ARNALDO JABOR > ""O fracasso é o grande orgulho dos revolucionários masoquistas. Pelo fracasso constrói-se uma espécie de ‘martírio enobrecedor’, já que socialismo hoje é impossível."

A Jararaca

Publicado em 16/03/2016 - 00:05 
Nunca vi o Brasil tão esculhambado como hoje. Não há outra palavra que nos descreva.

Já vi muito caos no país, desde o suicídio de Getúlio até o porre do Jânio Quadros largando o poder, vi a morte de Tancredo na hora de tomar posse, vi o país entregue ao Sarney, amante dos militares, vi o fracasso do plano Cruzado, vi o escândalo do governo Collor, como uma maquete suja de nossos erros tradicionais, já vi a inflação a 80 por cento num só mês, vi coisas que sempre nos deram a sensação fatalista de que a vaca iria docemente para o brejo, de que o Brasil “sempre” seria um pais do futuro. Eu já senti aquele vento mórbido do atraso, o miasma que nos acompanha desde a Colônia, mas nunca vi o país assim.

• **DADOS FORNECIDOS**
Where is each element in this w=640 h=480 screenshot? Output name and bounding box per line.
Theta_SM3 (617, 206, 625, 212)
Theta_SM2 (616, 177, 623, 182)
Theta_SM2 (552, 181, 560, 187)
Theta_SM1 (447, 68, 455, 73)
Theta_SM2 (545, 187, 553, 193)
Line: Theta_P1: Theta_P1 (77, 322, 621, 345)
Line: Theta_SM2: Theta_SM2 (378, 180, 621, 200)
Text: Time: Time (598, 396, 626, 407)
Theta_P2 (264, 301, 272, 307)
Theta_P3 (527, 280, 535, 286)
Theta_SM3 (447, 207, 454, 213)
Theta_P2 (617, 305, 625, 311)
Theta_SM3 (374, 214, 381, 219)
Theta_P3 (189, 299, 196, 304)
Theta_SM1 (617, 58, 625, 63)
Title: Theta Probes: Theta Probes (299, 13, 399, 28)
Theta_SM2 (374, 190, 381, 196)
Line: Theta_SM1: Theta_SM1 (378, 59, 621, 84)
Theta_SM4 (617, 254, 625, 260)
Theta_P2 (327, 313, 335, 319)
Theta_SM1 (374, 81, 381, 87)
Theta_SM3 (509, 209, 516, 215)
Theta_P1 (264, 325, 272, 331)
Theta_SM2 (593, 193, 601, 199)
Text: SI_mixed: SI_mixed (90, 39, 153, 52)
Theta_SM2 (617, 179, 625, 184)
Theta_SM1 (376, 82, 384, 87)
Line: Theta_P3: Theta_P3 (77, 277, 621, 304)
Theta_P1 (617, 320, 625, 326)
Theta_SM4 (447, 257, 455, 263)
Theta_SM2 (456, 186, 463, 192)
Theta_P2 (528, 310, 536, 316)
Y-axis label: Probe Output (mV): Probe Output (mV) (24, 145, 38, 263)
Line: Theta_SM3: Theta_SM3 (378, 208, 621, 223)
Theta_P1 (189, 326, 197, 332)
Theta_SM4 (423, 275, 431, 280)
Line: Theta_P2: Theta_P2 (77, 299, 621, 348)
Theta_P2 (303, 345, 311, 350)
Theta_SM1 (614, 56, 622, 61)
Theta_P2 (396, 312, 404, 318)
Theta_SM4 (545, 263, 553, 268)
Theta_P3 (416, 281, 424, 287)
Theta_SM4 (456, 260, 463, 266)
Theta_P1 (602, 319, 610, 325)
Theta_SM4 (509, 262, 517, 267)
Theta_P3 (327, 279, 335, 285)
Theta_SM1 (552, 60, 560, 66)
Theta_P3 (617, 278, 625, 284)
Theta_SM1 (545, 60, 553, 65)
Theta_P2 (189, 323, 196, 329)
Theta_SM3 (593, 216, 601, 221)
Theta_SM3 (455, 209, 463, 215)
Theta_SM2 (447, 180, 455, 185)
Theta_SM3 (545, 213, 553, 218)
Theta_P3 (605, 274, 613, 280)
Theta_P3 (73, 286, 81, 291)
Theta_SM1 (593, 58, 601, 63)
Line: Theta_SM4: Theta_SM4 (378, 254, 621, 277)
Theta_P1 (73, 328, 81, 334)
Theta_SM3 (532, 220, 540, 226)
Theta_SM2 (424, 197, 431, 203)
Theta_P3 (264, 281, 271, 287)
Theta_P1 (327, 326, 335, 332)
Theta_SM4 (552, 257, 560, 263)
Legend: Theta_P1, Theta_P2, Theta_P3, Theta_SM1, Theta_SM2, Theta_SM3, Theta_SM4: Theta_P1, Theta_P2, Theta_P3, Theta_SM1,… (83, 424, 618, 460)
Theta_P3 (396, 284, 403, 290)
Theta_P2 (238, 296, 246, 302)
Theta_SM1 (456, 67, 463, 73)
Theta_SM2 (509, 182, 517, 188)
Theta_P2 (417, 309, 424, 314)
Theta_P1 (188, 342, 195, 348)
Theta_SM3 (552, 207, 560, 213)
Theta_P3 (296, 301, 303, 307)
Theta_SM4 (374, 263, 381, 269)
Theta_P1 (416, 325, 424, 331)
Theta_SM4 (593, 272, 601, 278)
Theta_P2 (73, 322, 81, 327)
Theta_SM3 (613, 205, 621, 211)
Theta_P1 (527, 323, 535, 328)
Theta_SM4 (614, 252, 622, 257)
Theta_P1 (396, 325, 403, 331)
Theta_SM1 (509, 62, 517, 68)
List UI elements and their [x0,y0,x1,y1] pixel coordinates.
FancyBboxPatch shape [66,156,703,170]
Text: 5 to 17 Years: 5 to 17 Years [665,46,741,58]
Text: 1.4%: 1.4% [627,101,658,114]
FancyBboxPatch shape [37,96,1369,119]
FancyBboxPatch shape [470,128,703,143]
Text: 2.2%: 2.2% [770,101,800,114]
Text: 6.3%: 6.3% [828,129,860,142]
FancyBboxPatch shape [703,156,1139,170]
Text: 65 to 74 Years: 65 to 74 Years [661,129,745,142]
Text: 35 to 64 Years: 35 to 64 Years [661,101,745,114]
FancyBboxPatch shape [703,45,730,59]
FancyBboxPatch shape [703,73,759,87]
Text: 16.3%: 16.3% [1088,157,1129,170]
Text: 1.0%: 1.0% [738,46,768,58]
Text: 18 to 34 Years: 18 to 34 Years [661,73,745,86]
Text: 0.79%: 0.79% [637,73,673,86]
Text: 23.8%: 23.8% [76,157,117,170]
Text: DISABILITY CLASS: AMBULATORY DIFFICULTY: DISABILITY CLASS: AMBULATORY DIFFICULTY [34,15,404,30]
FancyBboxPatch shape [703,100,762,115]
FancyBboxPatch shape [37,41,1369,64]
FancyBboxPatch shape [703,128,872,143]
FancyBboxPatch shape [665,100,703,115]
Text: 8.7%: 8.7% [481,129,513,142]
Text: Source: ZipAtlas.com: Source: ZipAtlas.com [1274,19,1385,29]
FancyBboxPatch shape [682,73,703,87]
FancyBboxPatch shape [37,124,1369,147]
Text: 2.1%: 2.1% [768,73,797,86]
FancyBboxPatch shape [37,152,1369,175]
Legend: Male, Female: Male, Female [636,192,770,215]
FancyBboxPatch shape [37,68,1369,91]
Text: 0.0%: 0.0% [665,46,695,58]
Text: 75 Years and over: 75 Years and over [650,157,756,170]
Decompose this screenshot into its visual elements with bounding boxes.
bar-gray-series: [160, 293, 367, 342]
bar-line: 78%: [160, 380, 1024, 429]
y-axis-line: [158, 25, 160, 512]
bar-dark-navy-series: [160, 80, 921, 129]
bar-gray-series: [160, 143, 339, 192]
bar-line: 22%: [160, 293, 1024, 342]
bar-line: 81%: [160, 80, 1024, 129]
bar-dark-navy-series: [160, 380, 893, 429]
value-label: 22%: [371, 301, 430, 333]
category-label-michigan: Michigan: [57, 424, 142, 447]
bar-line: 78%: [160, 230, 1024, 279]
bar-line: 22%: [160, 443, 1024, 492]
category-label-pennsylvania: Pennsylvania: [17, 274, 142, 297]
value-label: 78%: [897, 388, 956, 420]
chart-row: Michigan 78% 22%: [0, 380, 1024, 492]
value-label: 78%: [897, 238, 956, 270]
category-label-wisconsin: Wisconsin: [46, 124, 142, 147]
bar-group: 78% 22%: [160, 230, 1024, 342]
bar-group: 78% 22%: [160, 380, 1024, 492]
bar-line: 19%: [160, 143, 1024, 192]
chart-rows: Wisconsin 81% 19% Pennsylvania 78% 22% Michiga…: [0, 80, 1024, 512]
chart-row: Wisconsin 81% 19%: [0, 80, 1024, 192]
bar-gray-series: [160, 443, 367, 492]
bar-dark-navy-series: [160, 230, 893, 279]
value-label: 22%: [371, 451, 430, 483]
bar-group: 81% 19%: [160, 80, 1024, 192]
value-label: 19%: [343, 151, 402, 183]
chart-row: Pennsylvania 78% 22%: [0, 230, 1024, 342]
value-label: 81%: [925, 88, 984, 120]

• **DETALHES DO EXERCÍCIO**
Responda com base no trecho:
1. Segundo a citação do início, qual é o grande orgulho dos revolucionários masoquistas?
2. Em que data e horário o trecho foi publicado?
3. A que porcentagem num só mês chegou a inflação que o autor diz ter visto?
As linhas não têm nenhuma relação com o trecho.

• **RESPOSTA ESCRITA**
1. O fracasso.
2. Em 16/03/2016, às 00:05.
3. A 80 por cento.